══ Input

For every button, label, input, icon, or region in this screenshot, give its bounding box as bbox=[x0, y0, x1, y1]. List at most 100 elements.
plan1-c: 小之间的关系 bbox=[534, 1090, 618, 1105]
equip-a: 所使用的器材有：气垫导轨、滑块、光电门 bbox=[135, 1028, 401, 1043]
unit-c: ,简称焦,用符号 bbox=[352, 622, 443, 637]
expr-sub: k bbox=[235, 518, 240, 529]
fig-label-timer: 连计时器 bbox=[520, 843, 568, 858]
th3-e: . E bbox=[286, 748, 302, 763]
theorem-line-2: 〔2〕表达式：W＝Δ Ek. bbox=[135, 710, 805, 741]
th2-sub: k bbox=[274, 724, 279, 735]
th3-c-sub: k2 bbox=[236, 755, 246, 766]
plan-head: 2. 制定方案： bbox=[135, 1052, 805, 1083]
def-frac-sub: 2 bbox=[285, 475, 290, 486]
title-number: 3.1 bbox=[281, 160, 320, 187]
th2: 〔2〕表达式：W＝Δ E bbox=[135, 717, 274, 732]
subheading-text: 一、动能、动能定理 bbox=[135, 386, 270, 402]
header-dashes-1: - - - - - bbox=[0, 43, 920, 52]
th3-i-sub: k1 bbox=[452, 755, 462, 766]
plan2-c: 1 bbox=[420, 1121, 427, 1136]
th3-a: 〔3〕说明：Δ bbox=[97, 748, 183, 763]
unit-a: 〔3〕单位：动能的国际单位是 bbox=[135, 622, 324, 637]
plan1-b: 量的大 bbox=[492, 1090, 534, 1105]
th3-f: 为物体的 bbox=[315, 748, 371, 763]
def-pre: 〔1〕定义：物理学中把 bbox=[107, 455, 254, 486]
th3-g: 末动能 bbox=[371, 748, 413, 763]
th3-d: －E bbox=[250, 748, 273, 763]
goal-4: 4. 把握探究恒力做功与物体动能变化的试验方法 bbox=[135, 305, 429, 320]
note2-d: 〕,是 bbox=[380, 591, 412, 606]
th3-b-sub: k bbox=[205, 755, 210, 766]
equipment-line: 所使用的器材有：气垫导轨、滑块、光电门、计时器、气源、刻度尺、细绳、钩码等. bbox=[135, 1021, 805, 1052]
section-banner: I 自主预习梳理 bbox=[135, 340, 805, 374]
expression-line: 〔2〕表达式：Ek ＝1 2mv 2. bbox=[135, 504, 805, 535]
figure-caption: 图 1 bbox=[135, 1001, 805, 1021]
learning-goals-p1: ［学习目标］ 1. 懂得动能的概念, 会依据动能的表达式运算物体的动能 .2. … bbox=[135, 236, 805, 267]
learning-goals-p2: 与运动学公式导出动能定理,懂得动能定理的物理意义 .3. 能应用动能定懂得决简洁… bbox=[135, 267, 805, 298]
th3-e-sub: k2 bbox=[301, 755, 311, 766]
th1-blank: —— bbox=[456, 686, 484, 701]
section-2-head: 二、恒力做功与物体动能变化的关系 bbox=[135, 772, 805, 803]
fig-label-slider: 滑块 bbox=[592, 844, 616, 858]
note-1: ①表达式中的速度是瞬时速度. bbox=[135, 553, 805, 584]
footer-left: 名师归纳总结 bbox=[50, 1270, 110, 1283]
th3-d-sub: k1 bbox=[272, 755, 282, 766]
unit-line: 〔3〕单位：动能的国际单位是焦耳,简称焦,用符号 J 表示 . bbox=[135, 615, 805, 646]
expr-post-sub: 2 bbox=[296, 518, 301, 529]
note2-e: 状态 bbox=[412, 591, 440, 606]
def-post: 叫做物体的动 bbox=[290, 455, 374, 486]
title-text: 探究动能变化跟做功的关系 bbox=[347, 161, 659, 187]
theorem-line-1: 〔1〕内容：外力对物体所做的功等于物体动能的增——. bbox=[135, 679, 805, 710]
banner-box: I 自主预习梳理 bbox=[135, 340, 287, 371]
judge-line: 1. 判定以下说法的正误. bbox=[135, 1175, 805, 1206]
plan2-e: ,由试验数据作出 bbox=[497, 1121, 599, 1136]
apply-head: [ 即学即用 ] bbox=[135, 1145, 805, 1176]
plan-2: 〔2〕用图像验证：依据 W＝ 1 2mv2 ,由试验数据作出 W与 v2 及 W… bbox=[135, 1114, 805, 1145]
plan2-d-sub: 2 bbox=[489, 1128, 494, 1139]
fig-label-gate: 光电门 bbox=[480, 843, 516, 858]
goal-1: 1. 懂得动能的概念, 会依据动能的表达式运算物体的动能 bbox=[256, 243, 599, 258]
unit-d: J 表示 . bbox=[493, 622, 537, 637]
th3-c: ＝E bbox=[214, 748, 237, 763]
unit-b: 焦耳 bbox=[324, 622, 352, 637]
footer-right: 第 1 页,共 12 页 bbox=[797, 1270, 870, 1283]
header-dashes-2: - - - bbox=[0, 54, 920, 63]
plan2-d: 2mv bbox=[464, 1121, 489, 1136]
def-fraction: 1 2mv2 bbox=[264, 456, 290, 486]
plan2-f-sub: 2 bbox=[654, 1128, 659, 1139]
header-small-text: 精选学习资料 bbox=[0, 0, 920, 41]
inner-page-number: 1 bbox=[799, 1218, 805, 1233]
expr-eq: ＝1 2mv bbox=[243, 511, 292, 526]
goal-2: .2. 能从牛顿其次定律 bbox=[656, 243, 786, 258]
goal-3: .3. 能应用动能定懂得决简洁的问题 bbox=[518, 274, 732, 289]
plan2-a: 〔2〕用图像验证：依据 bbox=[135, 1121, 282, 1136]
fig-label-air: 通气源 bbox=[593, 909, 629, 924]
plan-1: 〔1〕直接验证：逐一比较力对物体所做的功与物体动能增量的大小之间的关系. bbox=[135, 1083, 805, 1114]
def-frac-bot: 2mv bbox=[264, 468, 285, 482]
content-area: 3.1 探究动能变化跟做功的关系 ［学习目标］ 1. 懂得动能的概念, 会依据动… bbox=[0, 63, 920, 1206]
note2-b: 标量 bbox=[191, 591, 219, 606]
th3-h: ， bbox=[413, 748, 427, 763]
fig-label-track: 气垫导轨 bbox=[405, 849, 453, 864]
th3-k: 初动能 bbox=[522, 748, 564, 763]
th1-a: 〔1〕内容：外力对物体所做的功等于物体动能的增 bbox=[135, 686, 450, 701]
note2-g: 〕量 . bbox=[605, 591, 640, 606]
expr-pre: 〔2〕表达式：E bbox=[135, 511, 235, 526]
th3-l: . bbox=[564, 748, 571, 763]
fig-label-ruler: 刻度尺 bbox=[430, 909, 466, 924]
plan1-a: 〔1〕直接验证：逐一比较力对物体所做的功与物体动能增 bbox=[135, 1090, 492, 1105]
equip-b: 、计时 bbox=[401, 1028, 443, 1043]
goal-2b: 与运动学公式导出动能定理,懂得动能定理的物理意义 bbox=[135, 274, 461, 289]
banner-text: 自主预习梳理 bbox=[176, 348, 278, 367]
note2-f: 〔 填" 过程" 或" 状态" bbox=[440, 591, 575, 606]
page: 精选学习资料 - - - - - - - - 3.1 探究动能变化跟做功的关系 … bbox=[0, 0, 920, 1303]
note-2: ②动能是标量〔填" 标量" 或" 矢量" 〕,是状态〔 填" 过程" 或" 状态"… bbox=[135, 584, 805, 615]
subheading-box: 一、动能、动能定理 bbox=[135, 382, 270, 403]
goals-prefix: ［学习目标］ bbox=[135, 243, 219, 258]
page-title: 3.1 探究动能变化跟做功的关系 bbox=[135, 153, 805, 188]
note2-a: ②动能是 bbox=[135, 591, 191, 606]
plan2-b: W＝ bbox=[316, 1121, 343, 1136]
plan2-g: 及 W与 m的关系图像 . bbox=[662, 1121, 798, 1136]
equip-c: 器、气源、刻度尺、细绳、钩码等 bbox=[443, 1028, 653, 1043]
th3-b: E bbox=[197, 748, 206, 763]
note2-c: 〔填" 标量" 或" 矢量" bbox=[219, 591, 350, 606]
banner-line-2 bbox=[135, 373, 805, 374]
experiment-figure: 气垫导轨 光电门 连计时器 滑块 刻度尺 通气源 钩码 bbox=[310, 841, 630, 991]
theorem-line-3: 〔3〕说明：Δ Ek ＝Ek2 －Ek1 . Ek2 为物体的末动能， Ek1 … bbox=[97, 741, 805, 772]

════

Exercise objective
Reproduce the lines verbatim, starting with the first line and stopping after the line that contains "unit-c: ,简称焦,用符号 bbox=[352, 622, 443, 637]".

Result of the exercise
For every button, label, input, icon, or region in this screenshot, give its bounding box as bbox=[x0, y0, x1, y1]. List at most 100 elements.
plan1-c: 小之间的关系 bbox=[534, 1090, 618, 1105]
equip-a: 所使用的器材有：气垫导轨、滑块、光电门 bbox=[135, 1028, 401, 1043]
unit-c: ,简称焦,用符号 bbox=[352, 622, 443, 637]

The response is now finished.